[Source records]
☆ ☆ ☆ ☆ ☆ ☆ ☆

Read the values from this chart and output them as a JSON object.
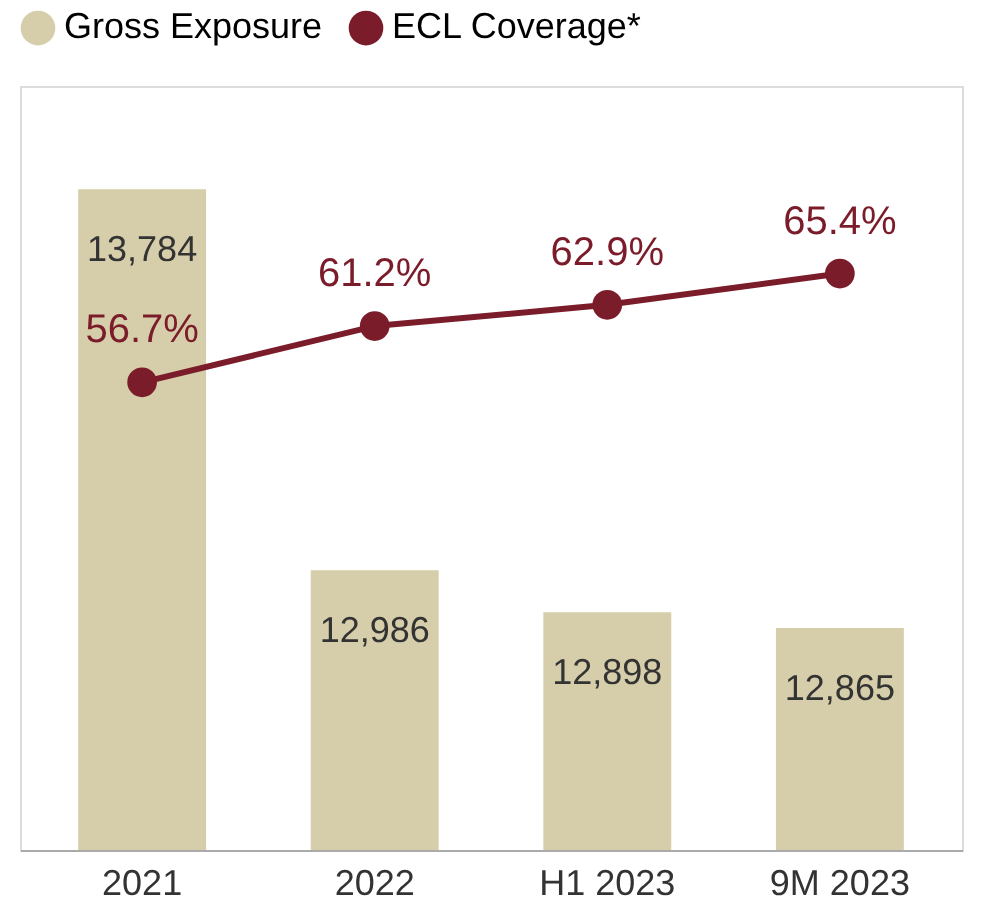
{
  "chart_data": {
    "type": "bar",
    "categories": [
      "2021",
      "2022",
      "H1 2023",
      "9M 2023"
    ],
    "ylim": [
      12400,
      14000
    ],
    "y2lim": [
      19.3,
      80.4
    ],
    "legend": "top",
    "marker": "circle",
    "line_style": "solid",
    "series": [
      {
        "name": "Gross Exposure",
        "color": "#d6ceaa",
        "values": [
          13784,
          12986,
          12898,
          12865
        ],
        "value_labels": [
          "13,784",
          "12,986",
          "12,898",
          "12,865"
        ]
      },
      {
        "name": "ECL Coverage*",
        "type": "line",
        "axis": "y2",
        "color": "#7b1c2a",
        "values": [
          56.7,
          61.2,
          62.9,
          65.4
        ],
        "value_labels": [
          "56.7%",
          "61.2%",
          "62.9%",
          "65.4%"
        ]
      }
    ]
  }
}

☆ ☆ ☆ ☆ ☆ ☆ ☆

Task directions:
Without the pictures, restate all the entries above exactly.

Reply:
Read the values from this chart and output them as a JSON object.
{
  "chart_data": {
    "type": "bar",
    "categories": [
      "2021",
      "2022",
      "H1 2023",
      "9M 2023"
    ],
    "ylim": [
      12400,
      14000
    ],
    "y2lim": [
      19.3,
      80.4
    ],
    "legend": "top",
    "marker": "circle",
    "line_style": "solid",
    "series": [
      {
        "name": "Gross Exposure",
        "color": "#d6ceaa",
        "values": [
          13784,
          12986,
          12898,
          12865
        ],
        "value_labels": [
          "13,784",
          "12,986",
          "12,898",
          "12,865"
        ]
      },
      {
        "name": "ECL Coverage*",
        "type": "line",
        "axis": "y2",
        "color": "#7b1c2a",
        "values": [
          56.7,
          61.2,
          62.9,
          65.4
        ],
        "value_labels": [
          "56.7%",
          "61.2%",
          "62.9%",
          "65.4%"
        ]
      }
    ]
  }
}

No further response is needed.